■ **Your instructions**: In the entries, find all lines that hold the word "boldogságos" and copy them.

---------- Excerpted records

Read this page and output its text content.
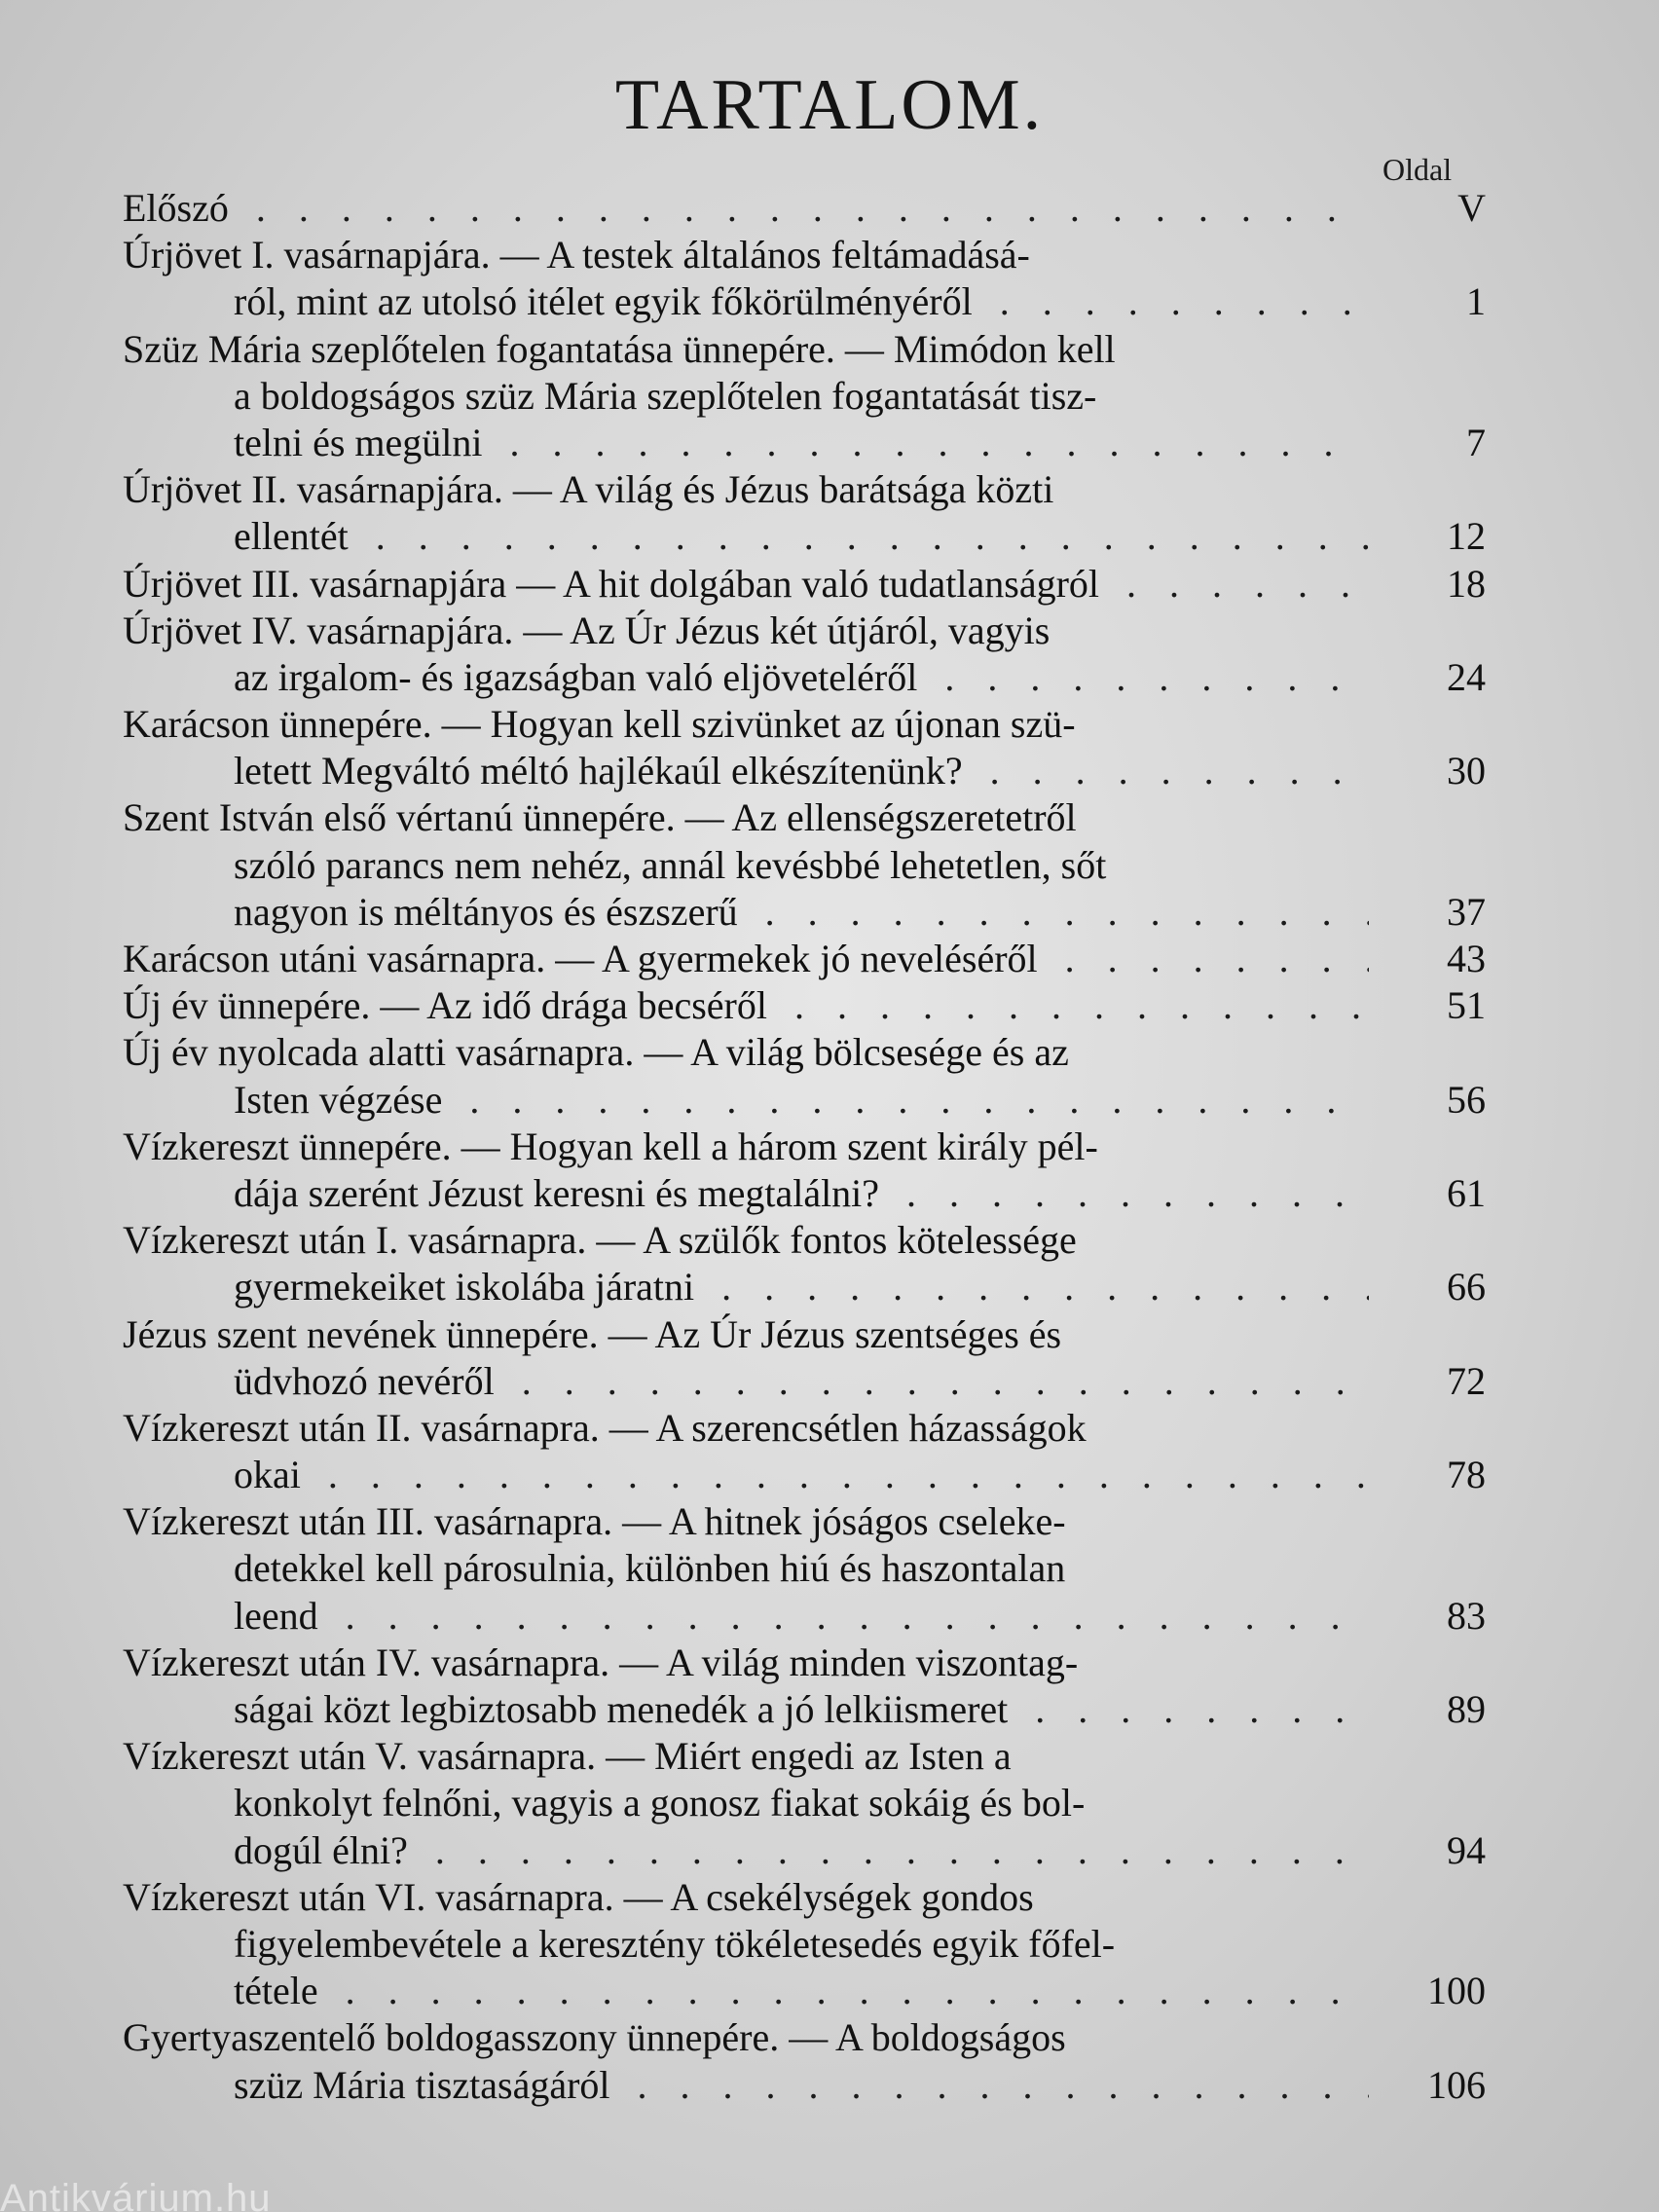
TARTALOM.
Oldal
Előszó . . .	V
Úrjövet I. vasárnapjára. — A testek általános feltámadásá-
ról, mint az utolsó itélet egyik főkörülményéről . . .	1
Szüz Mária szeplőtelen fogantatása ünnepére. — Mimódon kell
a boldogságos szüz Mária szeplőtelen fogantatását tisz-
telni és megülni . . .	7
Úrjövet II. vasárnapjára. — A világ és Jézus barátsága közti
ellentét . . .	12
Úrjövet III. vasárnapjára — A hit dolgában való tudatlanságról . . .	18
Úrjövet IV. vasárnapjára. — Az Úr Jézus két útjáról, vagyis
az irgalom- és igazságban való eljöveteléről . . .	24
Karácson ünnepére. — Hogyan kell szivünket az újonan szü-
letett Megváltó méltó hajlékaúl elkészítenünk? . . .	30
Szent István első vértanú ünnepére. — Az ellenségszeretetről
szóló parancs nem nehéz, annál kevésbbé lehetetlen, sőt
nagyon is méltányos és észszerű . . .	37
Karácson utáni vasárnapra. — A gyermekek jó neveléséről . . .	43
Új év ünnepére. — Az idő drága becséről . . .	51
Új év nyolcada alatti vasárnapra. — A világ bölcsesége és az
Isten végzése . . .	56
Vízkereszt ünnepére. — Hogyan kell a három szent király pél-
dája szerént Jézust keresni és megtalálni? . . .	61
Vízkereszt után I. vasárnapra. — A szülők fontos kötelessége
gyermekeiket iskolába járatni . . .	66
Jézus szent nevének ünnepére. — Az Úr Jézus szentséges és
üdvhozó nevéről . . .	72
Vízkereszt után II. vasárnapra. — A szerencsétlen házasságok
okai . . .	78
Vízkereszt után III. vasárnapra. — A hitnek jóságos cseleke-
detekkel kell párosulnia, különben hiú és haszontalan
leend . . .	83
Vízkereszt után IV. vasárnapra. — A világ minden viszontag-
ságai közt legbiztosabb menedék a jó lelkiismeret . . .	89
Vízkereszt után V. vasárnapra. — Miért engedi az Isten a
konkolyt felnőni, vagyis a gonosz fiakat sokáig és bol-
dogúl élni? . . .	94
Vízkereszt után VI. vasárnapra. — A csekélységek gondos
figyelembevétele a keresztény tökéletesedés egyik főfel-
tétele . . .	100
Gyertyaszentelő boldogasszony ünnepére. — A boldogságos
szüz Mária tisztaságáról . . .	106
Antikvárium.hu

--------------------

■ **Solution to the problem**:
a boldogságos szüz Mária szeplőtelen fogantatását tisz-
Gyertyaszentelő boldogasszony ünnepére. — A boldogságos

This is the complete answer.